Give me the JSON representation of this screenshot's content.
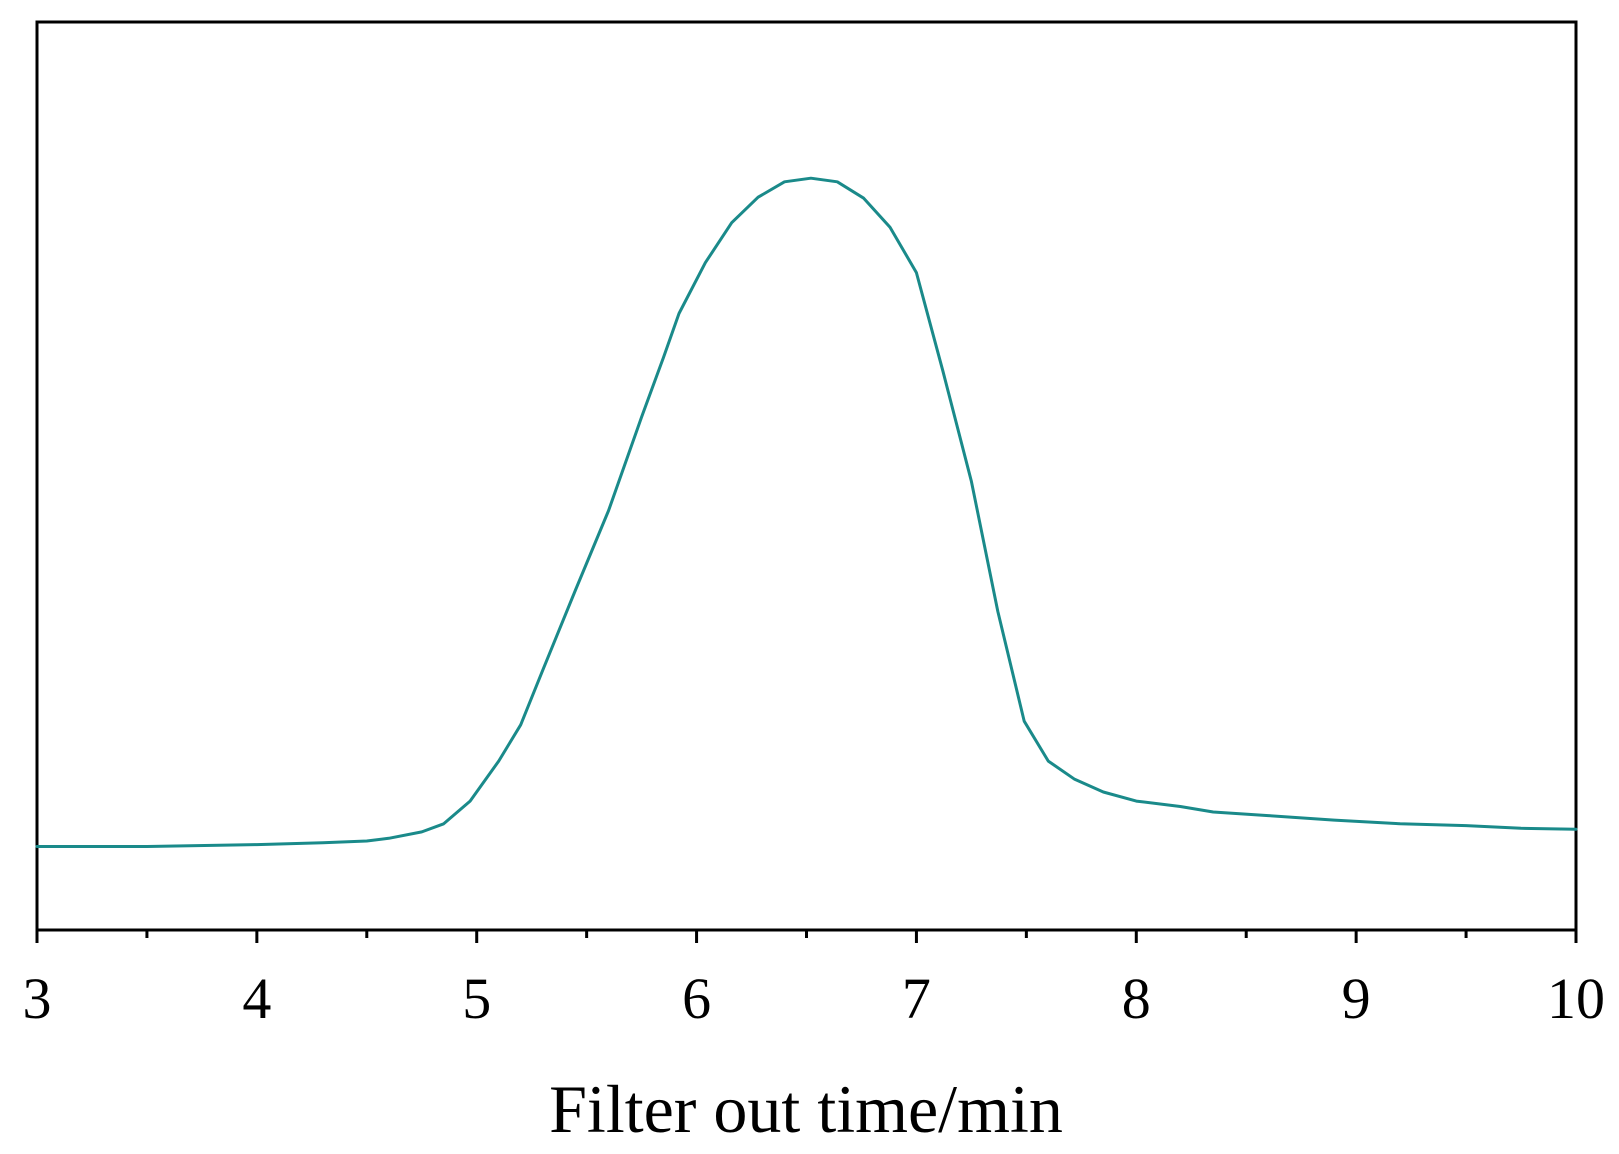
{
  "chart_data": {
    "type": "line",
    "title": "",
    "xlabel": "Filter out time/min",
    "ylabel": "",
    "xlim": [
      3,
      10
    ],
    "ylim": [
      0,
      100
    ],
    "grid": false,
    "x_major_ticks": [
      3,
      4,
      5,
      6,
      7,
      8,
      9,
      10
    ],
    "x_tick_labels": [
      "3",
      "4",
      "5",
      "6",
      "7",
      "8",
      "9",
      "10"
    ],
    "x_minor_ticks": [
      3.5,
      4.5,
      5.5,
      6.5,
      7.5,
      8.5,
      9.5
    ],
    "line_color": "#1a8a8a",
    "series": [
      {
        "values": [
          [
            3.0,
            9.2
          ],
          [
            3.5,
            9.2
          ],
          [
            4.0,
            9.4
          ],
          [
            4.3,
            9.6
          ],
          [
            4.5,
            9.8
          ],
          [
            4.6,
            10.1
          ],
          [
            4.75,
            10.8
          ],
          [
            4.85,
            11.7
          ],
          [
            4.97,
            14.2
          ],
          [
            5.1,
            18.6
          ],
          [
            5.2,
            22.6
          ],
          [
            5.3,
            28.6
          ],
          [
            5.45,
            37.5
          ],
          [
            5.6,
            46.2
          ],
          [
            5.75,
            56.5
          ],
          [
            5.85,
            63.1
          ],
          [
            5.92,
            67.9
          ],
          [
            6.04,
            73.5
          ],
          [
            6.16,
            77.9
          ],
          [
            6.28,
            80.7
          ],
          [
            6.4,
            82.4
          ],
          [
            6.52,
            82.8
          ],
          [
            6.64,
            82.4
          ],
          [
            6.76,
            80.6
          ],
          [
            6.88,
            77.4
          ],
          [
            7.0,
            72.4
          ],
          [
            7.12,
            61.6
          ],
          [
            7.25,
            49.4
          ],
          [
            7.37,
            35.1
          ],
          [
            7.49,
            23.0
          ],
          [
            7.6,
            18.6
          ],
          [
            7.72,
            16.6
          ],
          [
            7.85,
            15.2
          ],
          [
            8.0,
            14.2
          ],
          [
            8.2,
            13.6
          ],
          [
            8.35,
            13.0
          ],
          [
            8.6,
            12.6
          ],
          [
            8.9,
            12.1
          ],
          [
            9.2,
            11.7
          ],
          [
            9.5,
            11.5
          ],
          [
            9.75,
            11.2
          ],
          [
            10.0,
            11.1
          ]
        ]
      }
    ]
  }
}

- - -

Instruction >>
Without the pictures, restate all of the entries above verbatim.

Exercise result >>
Give me the JSON representation of this screenshot's content.
{
  "chart_data": {
    "type": "line",
    "title": "",
    "xlabel": "Filter out time/min",
    "ylabel": "",
    "xlim": [
      3,
      10
    ],
    "ylim": [
      0,
      100
    ],
    "grid": false,
    "x_major_ticks": [
      3,
      4,
      5,
      6,
      7,
      8,
      9,
      10
    ],
    "x_tick_labels": [
      "3",
      "4",
      "5",
      "6",
      "7",
      "8",
      "9",
      "10"
    ],
    "x_minor_ticks": [
      3.5,
      4.5,
      5.5,
      6.5,
      7.5,
      8.5,
      9.5
    ],
    "line_color": "#1a8a8a",
    "series": [
      {
        "values": [
          [
            3.0,
            9.2
          ],
          [
            3.5,
            9.2
          ],
          [
            4.0,
            9.4
          ],
          [
            4.3,
            9.6
          ],
          [
            4.5,
            9.8
          ],
          [
            4.6,
            10.1
          ],
          [
            4.75,
            10.8
          ],
          [
            4.85,
            11.7
          ],
          [
            4.97,
            14.2
          ],
          [
            5.1,
            18.6
          ],
          [
            5.2,
            22.6
          ],
          [
            5.3,
            28.6
          ],
          [
            5.45,
            37.5
          ],
          [
            5.6,
            46.2
          ],
          [
            5.75,
            56.5
          ],
          [
            5.85,
            63.1
          ],
          [
            5.92,
            67.9
          ],
          [
            6.04,
            73.5
          ],
          [
            6.16,
            77.9
          ],
          [
            6.28,
            80.7
          ],
          [
            6.4,
            82.4
          ],
          [
            6.52,
            82.8
          ],
          [
            6.64,
            82.4
          ],
          [
            6.76,
            80.6
          ],
          [
            6.88,
            77.4
          ],
          [
            7.0,
            72.4
          ],
          [
            7.12,
            61.6
          ],
          [
            7.25,
            49.4
          ],
          [
            7.37,
            35.1
          ],
          [
            7.49,
            23.0
          ],
          [
            7.6,
            18.6
          ],
          [
            7.72,
            16.6
          ],
          [
            7.85,
            15.2
          ],
          [
            8.0,
            14.2
          ],
          [
            8.2,
            13.6
          ],
          [
            8.35,
            13.0
          ],
          [
            8.6,
            12.6
          ],
          [
            8.9,
            12.1
          ],
          [
            9.2,
            11.7
          ],
          [
            9.5,
            11.5
          ],
          [
            9.75,
            11.2
          ],
          [
            10.0,
            11.1
          ]
        ]
      }
    ]
  }
}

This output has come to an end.